Stored entries

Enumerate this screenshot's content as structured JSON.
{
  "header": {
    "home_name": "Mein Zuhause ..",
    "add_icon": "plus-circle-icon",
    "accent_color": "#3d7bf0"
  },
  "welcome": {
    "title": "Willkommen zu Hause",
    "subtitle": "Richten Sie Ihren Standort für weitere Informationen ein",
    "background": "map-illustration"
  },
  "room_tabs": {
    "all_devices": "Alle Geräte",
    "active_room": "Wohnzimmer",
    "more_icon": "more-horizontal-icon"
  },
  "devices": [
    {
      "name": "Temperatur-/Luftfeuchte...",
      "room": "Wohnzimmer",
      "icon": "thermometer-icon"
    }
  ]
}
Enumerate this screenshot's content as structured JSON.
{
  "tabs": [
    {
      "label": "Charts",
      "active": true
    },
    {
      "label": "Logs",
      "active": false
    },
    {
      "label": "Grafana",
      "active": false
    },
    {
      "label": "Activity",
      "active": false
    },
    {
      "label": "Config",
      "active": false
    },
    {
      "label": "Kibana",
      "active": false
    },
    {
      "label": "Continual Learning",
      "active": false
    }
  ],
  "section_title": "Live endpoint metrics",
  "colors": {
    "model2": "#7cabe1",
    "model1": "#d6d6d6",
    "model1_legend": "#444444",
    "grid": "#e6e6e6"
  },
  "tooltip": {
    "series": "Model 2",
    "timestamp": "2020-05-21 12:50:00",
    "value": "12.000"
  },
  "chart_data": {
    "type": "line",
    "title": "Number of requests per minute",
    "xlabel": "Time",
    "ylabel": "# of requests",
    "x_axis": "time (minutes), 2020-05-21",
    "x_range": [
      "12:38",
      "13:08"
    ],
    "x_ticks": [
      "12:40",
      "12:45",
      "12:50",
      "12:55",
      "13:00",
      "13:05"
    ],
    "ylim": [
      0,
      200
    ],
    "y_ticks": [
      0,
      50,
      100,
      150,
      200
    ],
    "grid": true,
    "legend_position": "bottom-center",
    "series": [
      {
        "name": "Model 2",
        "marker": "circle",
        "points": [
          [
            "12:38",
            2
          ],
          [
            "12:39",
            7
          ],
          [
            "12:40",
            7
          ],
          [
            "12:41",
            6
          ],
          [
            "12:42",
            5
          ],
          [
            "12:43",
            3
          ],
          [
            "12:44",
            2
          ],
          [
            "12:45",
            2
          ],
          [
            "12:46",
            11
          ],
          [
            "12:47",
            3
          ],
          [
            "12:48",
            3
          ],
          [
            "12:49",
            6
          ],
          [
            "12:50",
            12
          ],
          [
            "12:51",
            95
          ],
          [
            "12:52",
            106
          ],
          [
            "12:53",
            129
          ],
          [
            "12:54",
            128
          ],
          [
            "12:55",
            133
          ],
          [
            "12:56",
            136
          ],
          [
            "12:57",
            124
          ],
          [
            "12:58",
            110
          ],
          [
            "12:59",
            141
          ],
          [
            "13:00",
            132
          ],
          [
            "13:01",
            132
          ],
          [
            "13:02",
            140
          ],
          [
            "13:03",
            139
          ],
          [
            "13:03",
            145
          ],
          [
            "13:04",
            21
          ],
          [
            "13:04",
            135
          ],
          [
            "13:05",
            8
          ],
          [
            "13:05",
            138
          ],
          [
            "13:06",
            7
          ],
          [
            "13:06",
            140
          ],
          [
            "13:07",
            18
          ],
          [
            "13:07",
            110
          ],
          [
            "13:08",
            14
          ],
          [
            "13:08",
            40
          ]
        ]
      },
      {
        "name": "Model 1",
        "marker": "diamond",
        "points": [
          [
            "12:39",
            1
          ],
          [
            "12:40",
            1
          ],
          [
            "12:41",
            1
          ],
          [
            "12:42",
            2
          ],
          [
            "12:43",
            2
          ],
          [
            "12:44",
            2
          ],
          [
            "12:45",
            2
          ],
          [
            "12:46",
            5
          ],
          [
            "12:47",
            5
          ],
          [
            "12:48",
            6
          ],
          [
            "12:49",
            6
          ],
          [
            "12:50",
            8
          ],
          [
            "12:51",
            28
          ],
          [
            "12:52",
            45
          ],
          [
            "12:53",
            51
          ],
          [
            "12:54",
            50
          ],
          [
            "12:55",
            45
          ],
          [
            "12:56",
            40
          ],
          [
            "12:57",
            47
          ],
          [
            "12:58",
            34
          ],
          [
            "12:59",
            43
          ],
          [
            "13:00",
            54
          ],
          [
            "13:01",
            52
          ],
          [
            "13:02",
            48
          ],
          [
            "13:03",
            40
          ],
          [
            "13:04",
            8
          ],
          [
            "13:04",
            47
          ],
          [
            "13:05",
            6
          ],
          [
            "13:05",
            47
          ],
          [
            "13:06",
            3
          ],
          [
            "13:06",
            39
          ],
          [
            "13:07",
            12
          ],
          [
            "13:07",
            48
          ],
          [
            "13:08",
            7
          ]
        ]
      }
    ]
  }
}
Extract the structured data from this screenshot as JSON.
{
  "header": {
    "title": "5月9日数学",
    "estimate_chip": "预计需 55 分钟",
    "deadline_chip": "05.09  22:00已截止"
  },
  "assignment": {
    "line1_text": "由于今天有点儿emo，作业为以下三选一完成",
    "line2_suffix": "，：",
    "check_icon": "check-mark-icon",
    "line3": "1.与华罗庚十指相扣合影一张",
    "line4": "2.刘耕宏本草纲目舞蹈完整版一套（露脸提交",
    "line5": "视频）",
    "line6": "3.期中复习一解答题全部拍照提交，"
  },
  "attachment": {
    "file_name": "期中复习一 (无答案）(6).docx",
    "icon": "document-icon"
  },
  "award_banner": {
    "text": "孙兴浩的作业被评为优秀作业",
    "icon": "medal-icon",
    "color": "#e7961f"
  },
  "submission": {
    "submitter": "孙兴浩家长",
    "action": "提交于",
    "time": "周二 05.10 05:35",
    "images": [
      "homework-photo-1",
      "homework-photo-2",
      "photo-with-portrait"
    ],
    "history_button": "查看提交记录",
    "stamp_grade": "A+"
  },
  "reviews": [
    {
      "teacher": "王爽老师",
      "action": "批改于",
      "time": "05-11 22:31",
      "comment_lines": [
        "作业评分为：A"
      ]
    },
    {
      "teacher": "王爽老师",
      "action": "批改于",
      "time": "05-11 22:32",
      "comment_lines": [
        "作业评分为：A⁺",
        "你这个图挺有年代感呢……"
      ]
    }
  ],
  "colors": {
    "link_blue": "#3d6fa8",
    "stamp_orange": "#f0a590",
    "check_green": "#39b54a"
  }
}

Written task>
Using the entries above, please restate each one word for word.

Problem solution>
Enumerate this screenshot's content as structured JSON.
{
  "header": {
    "home_name": "Mein Zuhause ..",
    "add_icon": "plus-circle-icon",
    "accent_color": "#3d7bf0"
  },
  "welcome": {
    "title": "Willkommen zu Hause",
    "subtitle": "Richten Sie Ihren Standort für weitere Informationen ein",
    "background": "map-illustration"
  },
  "room_tabs": {
    "all_devices": "Alle Geräte",
    "active_room": "Wohnzimmer",
    "more_icon": "more-horizontal-icon"
  },
  "devices": [
    {
      "name": "Temperatur-/Luftfeuchte...",
      "room": "Wohnzimmer",
      "icon": "thermometer-icon"
    }
  ]
}
Enumerate this screenshot's content as structured JSON.
{
  "tabs": [
    {
      "label": "Charts",
      "active": true
    },
    {
      "label": "Logs",
      "active": false
    },
    {
      "label": "Grafana",
      "active": false
    },
    {
      "label": "Activity",
      "active": false
    },
    {
      "label": "Config",
      "active": false
    },
    {
      "label": "Kibana",
      "active": false
    },
    {
      "label": "Continual Learning",
      "active": false
    }
  ],
  "section_title": "Live endpoint metrics",
  "colors": {
    "model2": "#7cabe1",
    "model1": "#d6d6d6",
    "model1_legend": "#444444",
    "grid": "#e6e6e6"
  },
  "tooltip": {
    "series": "Model 2",
    "timestamp": "2020-05-21 12:50:00",
    "value": "12.000"
  },
  "chart_data": {
    "type": "line",
    "title": "Number of requests per minute",
    "xlabel": "Time",
    "ylabel": "# of requests",
    "x_axis": "time (minutes), 2020-05-21",
    "x_range": [
      "12:38",
      "13:08"
    ],
    "x_ticks": [
      "12:40",
      "12:45",
      "12:50",
      "12:55",
      "13:00",
      "13:05"
    ],
    "ylim": [
      0,
      200
    ],
    "y_ticks": [
      0,
      50,
      100,
      150,
      200
    ],
    "grid": true,
    "legend_position": "bottom-center",
    "series": [
      {
        "name": "Model 2",
        "marker": "circle",
        "points": [
          [
            "12:38",
            2
          ],
          [
            "12:39",
            7
          ],
          [
            "12:40",
            7
          ],
          [
            "12:41",
            6
          ],
          [
            "12:42",
            5
          ],
          [
            "12:43",
            3
          ],
          [
            "12:44",
            2
          ],
          [
            "12:45",
            2
          ],
          [
            "12:46",
            11
          ],
          [
            "12:47",
            3
          ],
          [
            "12:48",
            3
          ],
          [
            "12:49",
            6
          ],
          [
            "12:50",
            12
          ],
          [
            "12:51",
            95
          ],
          [
            "12:52",
            106
          ],
          [
            "12:53",
            129
          ],
          [
            "12:54",
            128
          ],
          [
            "12:55",
            133
          ],
          [
            "12:56",
            136
          ],
          [
            "12:57",
            124
          ],
          [
            "12:58",
            110
          ],
          [
            "12:59",
            141
          ],
          [
            "13:00",
            132
          ],
          [
            "13:01",
            132
          ],
          [
            "13:02",
            140
          ],
          [
            "13:03",
            139
          ],
          [
            "13:03",
            145
          ],
          [
            "13:04",
            21
          ],
          [
            "13:04",
            135
          ],
          [
            "13:05",
            8
          ],
          [
            "13:05",
            138
          ],
          [
            "13:06",
            7
          ],
          [
            "13:06",
            140
          ],
          [
            "13:07",
            18
          ],
          [
            "13:07",
            110
          ],
          [
            "13:08",
            14
          ],
          [
            "13:08",
            40
          ]
        ]
      },
      {
        "name": "Model 1",
        "marker": "diamond",
        "points": [
          [
            "12:39",
            1
          ],
          [
            "12:40",
            1
          ],
          [
            "12:41",
            1
          ],
          [
            "12:42",
            2
          ],
          [
            "12:43",
            2
          ],
          [
            "12:44",
            2
          ],
          [
            "12:45",
            2
          ],
          [
            "12:46",
            5
          ],
          [
            "12:47",
            5
          ],
          [
            "12:48",
            6
          ],
          [
            "12:49",
            6
          ],
          [
            "12:50",
            8
          ],
          [
            "12:51",
            28
          ],
          [
            "12:52",
            45
          ],
          [
            "12:53",
            51
          ],
          [
            "12:54",
            50
          ],
          [
            "12:55",
            45
          ],
          [
            "12:56",
            40
          ],
          [
            "12:57",
            47
          ],
          [
            "12:58",
            34
          ],
          [
            "12:59",
            43
          ],
          [
            "13:00",
            54
          ],
          [
            "13:01",
            52
          ],
          [
            "13:02",
            48
          ],
          [
            "13:03",
            40
          ],
          [
            "13:04",
            8
          ],
          [
            "13:04",
            47
          ],
          [
            "13:05",
            6
          ],
          [
            "13:05",
            47
          ],
          [
            "13:06",
            3
          ],
          [
            "13:06",
            39
          ],
          [
            "13:07",
            12
          ],
          [
            "13:07",
            48
          ],
          [
            "13:08",
            7
          ]
        ]
      }
    ]
  }
}
Extract the structured data from this screenshot as JSON.
{
  "header": {
    "title": "5月9日数学",
    "estimate_chip": "预计需 55 分钟",
    "deadline_chip": "05.09  22:00已截止"
  },
  "assignment": {
    "line1_text": "由于今天有点儿emo，作业为以下三选一完成",
    "line2_suffix": "，：",
    "check_icon": "check-mark-icon",
    "line3": "1.与华罗庚十指相扣合影一张",
    "line4": "2.刘耕宏本草纲目舞蹈完整版一套（露脸提交",
    "line5": "视频）",
    "line6": "3.期中复习一解答题全部拍照提交，"
  },
  "attachment": {
    "file_name": "期中复习一 (无答案）(6).docx",
    "icon": "document-icon"
  },
  "award_banner": {
    "text": "孙兴浩的作业被评为优秀作业",
    "icon": "medal-icon",
    "color": "#e7961f"
  },
  "submission": {
    "submitter": "孙兴浩家长",
    "action": "提交于",
    "time": "周二 05.10 05:35",
    "images": [
      "homework-photo-1",
      "homework-photo-2",
      "photo-with-portrait"
    ],
    "history_button": "查看提交记录",
    "stamp_grade": "A+"
  },
  "reviews": [
    {
      "teacher": "王爽老师",
      "action": "批改于",
      "time": "05-11 22:31",
      "comment_lines": [
        "作业评分为：A"
      ]
    },
    {
      "teacher": "王爽老师",
      "action": "批改于",
      "time": "05-11 22:32",
      "comment_lines": [
        "作业评分为：A⁺",
        "你这个图挺有年代感呢……"
      ]
    }
  ],
  "colors": {
    "link_blue": "#3d6fa8",
    "stamp_orange": "#f0a590",
    "check_green": "#39b54a"
  }
}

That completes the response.